• [WHAT TO WORK ON]
Pull every line of the entries that has the word "color".

[Extracted data entries]
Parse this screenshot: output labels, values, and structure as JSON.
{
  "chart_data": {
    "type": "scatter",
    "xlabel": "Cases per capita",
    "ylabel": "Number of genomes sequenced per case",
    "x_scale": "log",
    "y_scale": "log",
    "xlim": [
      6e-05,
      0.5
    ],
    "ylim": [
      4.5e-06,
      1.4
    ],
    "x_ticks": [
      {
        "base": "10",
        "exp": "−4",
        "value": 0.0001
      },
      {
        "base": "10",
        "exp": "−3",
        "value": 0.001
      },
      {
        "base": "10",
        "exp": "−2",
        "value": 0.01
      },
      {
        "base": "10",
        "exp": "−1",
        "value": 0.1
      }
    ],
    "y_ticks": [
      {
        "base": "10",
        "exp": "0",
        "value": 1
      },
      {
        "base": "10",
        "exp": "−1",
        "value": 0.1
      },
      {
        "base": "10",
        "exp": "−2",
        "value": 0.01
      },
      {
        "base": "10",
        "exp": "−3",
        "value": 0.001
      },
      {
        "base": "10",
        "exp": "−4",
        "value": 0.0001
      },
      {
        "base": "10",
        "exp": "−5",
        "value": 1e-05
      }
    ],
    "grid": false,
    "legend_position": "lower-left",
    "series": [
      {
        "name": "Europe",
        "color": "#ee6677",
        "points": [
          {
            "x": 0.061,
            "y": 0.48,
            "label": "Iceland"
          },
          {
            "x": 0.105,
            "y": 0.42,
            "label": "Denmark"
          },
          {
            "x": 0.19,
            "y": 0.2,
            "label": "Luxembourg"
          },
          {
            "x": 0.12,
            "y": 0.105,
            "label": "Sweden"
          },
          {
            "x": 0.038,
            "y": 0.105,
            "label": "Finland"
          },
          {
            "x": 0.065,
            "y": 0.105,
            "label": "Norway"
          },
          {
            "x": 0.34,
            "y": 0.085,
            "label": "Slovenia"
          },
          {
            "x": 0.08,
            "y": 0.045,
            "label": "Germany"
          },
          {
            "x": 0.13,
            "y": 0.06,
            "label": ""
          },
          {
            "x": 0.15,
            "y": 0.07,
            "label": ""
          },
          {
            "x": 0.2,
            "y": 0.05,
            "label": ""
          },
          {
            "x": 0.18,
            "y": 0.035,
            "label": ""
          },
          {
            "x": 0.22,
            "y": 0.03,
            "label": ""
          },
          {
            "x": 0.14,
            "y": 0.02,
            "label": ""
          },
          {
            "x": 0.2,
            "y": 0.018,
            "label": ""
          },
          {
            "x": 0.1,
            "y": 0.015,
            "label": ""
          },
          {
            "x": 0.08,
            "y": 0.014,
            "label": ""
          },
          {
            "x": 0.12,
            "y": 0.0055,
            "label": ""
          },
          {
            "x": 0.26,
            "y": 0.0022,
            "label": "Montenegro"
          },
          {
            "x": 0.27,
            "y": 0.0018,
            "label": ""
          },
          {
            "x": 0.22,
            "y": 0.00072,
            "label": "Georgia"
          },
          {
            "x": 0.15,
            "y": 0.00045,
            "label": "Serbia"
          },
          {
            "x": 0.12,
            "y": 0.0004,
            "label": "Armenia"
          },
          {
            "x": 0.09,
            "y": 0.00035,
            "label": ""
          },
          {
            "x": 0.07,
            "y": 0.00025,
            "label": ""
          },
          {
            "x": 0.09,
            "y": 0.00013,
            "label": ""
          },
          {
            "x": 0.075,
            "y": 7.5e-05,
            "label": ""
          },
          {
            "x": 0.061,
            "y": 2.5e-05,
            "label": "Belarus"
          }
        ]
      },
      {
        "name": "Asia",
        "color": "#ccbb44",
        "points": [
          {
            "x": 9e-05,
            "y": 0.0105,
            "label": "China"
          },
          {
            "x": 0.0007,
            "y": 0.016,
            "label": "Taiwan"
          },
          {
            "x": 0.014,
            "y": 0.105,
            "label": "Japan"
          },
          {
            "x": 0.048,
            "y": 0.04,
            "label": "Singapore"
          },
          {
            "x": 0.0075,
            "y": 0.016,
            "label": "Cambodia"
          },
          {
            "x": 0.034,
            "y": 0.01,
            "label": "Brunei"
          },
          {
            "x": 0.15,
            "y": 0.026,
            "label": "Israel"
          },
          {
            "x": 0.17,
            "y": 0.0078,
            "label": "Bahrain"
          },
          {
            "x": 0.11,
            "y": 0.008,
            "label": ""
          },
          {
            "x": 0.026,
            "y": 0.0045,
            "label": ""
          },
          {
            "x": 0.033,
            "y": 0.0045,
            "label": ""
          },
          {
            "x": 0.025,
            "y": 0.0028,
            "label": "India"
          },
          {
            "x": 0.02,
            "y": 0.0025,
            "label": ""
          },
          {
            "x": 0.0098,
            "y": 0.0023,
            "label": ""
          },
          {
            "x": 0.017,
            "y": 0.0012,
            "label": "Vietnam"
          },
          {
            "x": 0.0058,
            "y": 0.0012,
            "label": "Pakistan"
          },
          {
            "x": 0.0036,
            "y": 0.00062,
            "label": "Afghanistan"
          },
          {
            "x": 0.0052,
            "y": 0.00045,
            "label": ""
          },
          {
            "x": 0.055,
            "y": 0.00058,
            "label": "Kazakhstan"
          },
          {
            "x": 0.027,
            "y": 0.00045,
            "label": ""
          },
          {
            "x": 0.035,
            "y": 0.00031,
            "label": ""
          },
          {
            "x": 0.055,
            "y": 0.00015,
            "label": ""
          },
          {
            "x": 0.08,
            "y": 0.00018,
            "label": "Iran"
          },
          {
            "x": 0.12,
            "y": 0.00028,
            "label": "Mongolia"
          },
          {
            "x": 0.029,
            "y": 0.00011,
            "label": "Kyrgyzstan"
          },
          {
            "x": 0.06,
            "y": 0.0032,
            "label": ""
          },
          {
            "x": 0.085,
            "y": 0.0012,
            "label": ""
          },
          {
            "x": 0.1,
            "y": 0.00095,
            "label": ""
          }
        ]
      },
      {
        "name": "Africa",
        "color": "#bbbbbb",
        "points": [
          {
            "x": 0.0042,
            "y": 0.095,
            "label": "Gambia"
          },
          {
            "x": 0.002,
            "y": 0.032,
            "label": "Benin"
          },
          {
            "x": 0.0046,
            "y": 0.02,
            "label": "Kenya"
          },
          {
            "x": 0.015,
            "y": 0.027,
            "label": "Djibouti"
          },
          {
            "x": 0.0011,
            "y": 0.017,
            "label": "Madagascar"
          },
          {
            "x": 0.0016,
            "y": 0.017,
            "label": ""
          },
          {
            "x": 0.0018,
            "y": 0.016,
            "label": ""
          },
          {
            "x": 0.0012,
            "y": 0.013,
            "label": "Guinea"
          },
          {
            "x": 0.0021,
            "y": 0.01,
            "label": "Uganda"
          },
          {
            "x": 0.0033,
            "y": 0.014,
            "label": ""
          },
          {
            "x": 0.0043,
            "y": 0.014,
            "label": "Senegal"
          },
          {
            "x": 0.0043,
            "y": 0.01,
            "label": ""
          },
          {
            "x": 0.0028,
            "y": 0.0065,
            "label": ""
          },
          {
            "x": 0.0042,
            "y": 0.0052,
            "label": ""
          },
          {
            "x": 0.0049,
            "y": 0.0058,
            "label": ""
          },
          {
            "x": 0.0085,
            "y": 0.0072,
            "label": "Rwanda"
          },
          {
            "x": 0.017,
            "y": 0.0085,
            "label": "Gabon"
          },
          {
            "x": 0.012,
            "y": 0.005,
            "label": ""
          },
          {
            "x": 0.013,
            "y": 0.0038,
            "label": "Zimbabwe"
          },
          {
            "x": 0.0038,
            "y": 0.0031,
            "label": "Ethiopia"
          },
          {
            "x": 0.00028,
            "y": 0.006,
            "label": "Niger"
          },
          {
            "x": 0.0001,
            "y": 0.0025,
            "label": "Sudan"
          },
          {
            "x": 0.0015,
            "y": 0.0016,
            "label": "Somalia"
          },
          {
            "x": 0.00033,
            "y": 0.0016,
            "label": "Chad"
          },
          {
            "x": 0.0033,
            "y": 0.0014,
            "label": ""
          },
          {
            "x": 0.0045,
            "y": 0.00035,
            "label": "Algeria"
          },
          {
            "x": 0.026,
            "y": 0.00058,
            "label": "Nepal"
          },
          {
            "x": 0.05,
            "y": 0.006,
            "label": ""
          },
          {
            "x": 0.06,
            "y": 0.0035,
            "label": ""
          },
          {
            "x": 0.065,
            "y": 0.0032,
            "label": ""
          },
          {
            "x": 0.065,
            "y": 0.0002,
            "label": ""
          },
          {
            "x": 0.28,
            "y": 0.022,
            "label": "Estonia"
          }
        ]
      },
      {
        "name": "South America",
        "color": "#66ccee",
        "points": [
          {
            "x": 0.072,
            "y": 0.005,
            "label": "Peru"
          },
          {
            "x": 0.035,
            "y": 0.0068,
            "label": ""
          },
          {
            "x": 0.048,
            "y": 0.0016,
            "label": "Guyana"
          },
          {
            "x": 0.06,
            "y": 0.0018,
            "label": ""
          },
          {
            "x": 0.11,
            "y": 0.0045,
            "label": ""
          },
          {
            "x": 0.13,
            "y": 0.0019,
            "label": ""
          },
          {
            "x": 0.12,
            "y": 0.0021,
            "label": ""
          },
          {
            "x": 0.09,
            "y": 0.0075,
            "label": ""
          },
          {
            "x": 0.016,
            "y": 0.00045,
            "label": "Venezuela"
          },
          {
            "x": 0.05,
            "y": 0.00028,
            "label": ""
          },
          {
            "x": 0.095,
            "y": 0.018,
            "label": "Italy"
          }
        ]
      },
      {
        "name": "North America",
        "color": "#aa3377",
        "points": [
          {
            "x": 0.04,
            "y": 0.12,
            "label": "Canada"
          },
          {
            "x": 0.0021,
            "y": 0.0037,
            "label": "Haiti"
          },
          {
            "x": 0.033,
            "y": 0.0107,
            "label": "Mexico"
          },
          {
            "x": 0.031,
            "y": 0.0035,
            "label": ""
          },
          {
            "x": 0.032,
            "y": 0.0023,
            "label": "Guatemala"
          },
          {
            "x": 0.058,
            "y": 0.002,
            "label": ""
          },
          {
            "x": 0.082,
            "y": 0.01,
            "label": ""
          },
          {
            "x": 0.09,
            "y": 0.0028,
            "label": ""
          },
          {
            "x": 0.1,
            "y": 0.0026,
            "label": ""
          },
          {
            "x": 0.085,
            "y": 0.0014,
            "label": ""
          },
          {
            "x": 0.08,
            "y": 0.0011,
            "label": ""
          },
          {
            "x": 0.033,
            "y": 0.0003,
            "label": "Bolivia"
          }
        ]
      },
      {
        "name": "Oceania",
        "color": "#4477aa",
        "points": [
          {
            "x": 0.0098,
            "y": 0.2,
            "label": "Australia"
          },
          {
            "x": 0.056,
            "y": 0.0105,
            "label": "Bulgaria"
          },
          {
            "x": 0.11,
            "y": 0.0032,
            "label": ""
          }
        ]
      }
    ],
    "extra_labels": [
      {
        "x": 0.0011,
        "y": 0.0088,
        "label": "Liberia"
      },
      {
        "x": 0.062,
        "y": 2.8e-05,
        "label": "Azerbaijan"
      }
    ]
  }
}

• [FINISHED EXERCISE]
        "color": "#ee6677",
        "color": "#ccbb44",
        "color": "#bbbbbb",
        "color": "#66ccee",
        "color": "#aa3377",
        "color": "#4477aa",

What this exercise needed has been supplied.